*** Extrait du texte ***

Discriminations, je peux agir !

"Je peux gir!". Une campagne contre toutes les discriminations et le harcèlement.

 

Traiter des discriminations par l’image n’est pas chose aisée. Sujet que le groupe de travail constitué par l’ANdÉA (Association nationale des écoles supérieures d’art) sait hautement délicat. Hautement délicat en plusieurs endroits. Le premier, d’abord, est celui de la multiplicité des formes de la discrimination auxquelles s’adjoignent, second point, les registres de la discrimination.

Au nombre de 20, ces items que la loi définit comme punissables dès lors qu’elle est saisie, comprennent l’âge, l’apparence physique, l’appartenance ou non à une ethnie, à une nation, à une race, à une religion déterminée, l’état de santé, l’identité sexuelle, l’orientation sexuelle, la grossesse, le handicap, le patronyme, le sexe, les activités syndicales, les caractéristiques génétiques, les mœurs, les opinions politiques, l’origine et le lieu de résidence. Cette litanie génère autant de points d’entrée à des comportements nuisibles, si l’on n’y prend garde, dès lors qu’une ascendance est opérée.

Signataire de la charte contre les discriminations et le harcèlement, approuvée par l’Assemblée générale de l’ANdÉA le 30 mars 2015 à partir du travail de la commission Organisation et vie des écoles, l’École supérieure d’art de Cambrai – comme toutes les écoles du réseau de l’ANdÉA -, dans le cadre de ses instances, veille au respect de ces recommandations incitatives qui m’apparaissent comme une obligation nécessaire, normale. Normale dans l’acception d’un degré zéro, préalable évident pour nos étudiants interrogeant l’espace personnel mais surtout, pour paraphraser la charte sus-citée, parce que nos établissements doivent être « des espaces de construction et d’affirmation de l’identité de chacun ».

***

- [Objectifs]:
**1)** Dans l'extrait sur la campagne contre les discriminations, à quelle date l'Assemblée générale de l'ANdÉA a-t-elle approuvé la charte contre les discriminations et le harcèlement ?
**2)** Résumez plus brièvement le paragraphe de l'extrait sur la campagne contre les discriminations qui commence par « Signataire de la charte », en conservant ses faits principaux.
**3)** Reprenez l'extrait sur la campagne contre les discriminations et poursuivez-le à partir de sa dernière phrase.

*** Données disponibles ***

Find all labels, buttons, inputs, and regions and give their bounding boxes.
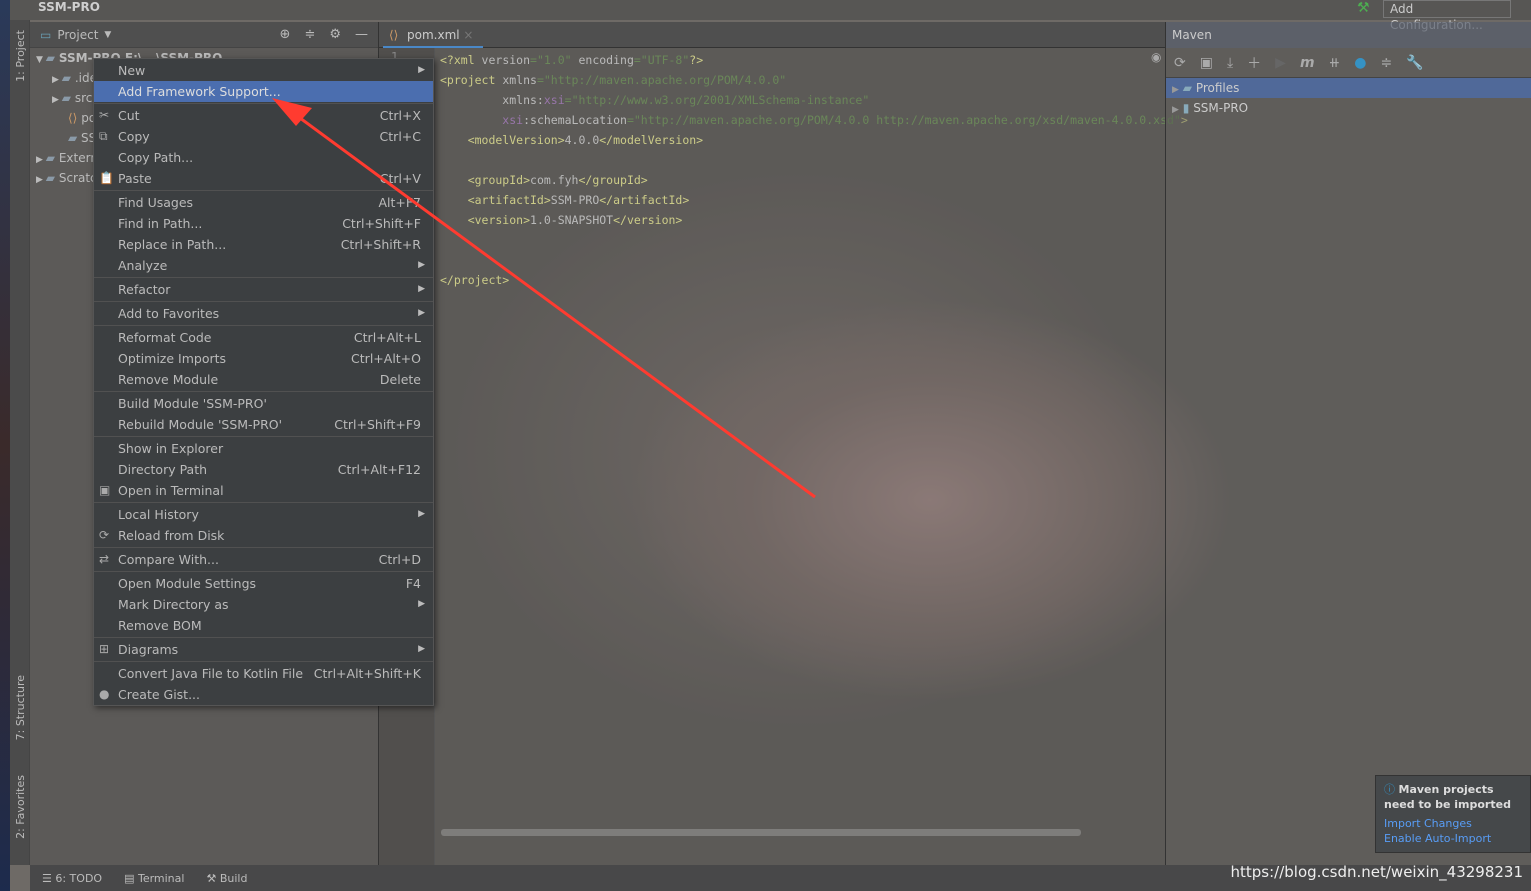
annotation-arrow bbox=[272, 98, 816, 499]
arrow-shaft bbox=[299, 116, 816, 499]
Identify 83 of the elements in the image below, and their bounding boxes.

***

- [Réponses dans l'ordre]:
**1)** Le 30 mars 2015.

**2)** L'École supérieure d'art de Cambrai a signé, comme toutes les écoles du réseau de l'ANdÉA, la charte contre les discriminations et le harcèlement. L'Assemblée générale de l'ANdÉA a approuvé cette charte le 30 mars 2015, à partir du travail de la commission Organisation et vie des écoles. Dans le cadre de ses instances, l'école veille au respect de ces recommandations. L'auteur y voit une obligation nécessaire et normale, car les établissements doivent être « des espaces de construction et d'affirmation de l'identité de chacun ».

**3)**
Le troisième endroit est la difficulté sur un format restreint d’écarter de fait, du champ, l’un des items discriminatoires, mais surtout d’établir une justesse de l’adresse.

À l’issue d’un atelier réunissant étudiant.e.s de l’Institut supérieur des Beaux-Arts de Besançon et de l’École supérieure d’art de Cambrai, fut retenue, après sélection de propositions rendues anonymes, une série de 3 images d’apparence amicale. Un rapide examen de chacun des éléments constitutifs de ces tracts permettra d’établir qu’il n’en est rien.

Ainsi apparaît, sous la pression du co-texte, un chapelet d’injures. Un chaton, un escargot, quelques pattes, une ampoule électrique… Rien de bien méchant en soi, si ces éléments étaient isolés, mais qui dans une lecture associative déploient toute leur violence. Violence à laquelle nous avons, je le crains, été victimes ou témoins.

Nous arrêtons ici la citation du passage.